*Written problem:*
Each record is to be transcribed exactly.
** BEGIN Input records **
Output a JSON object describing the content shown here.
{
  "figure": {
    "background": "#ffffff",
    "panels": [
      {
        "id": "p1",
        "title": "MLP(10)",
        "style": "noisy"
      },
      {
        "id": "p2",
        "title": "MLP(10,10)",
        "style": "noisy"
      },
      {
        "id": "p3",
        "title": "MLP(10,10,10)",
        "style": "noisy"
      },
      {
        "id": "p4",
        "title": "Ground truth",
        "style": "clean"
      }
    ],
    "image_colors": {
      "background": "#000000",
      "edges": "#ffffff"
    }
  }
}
** END Input records **
*Correct output:*
Output a JSON object describing the content shown here.
{
  "figure": {
    "background": "#ffffff",
    "panels": [
      {
        "id": "p1",
        "title": "MLP(10)",
        "style": "noisy"
      },
      {
        "id": "p2",
        "title": "MLP(10,10)",
        "style": "noisy"
      },
      {
        "id": "p3",
        "title": "MLP(10,10,10)",
        "style": "noisy"
      },
      {
        "id": "p4",
        "title": "Ground truth",
        "style": "clean"
      }
    ],
    "image_colors": {
      "background": "#000000",
      "edges": "#ffffff"
    }
  }
}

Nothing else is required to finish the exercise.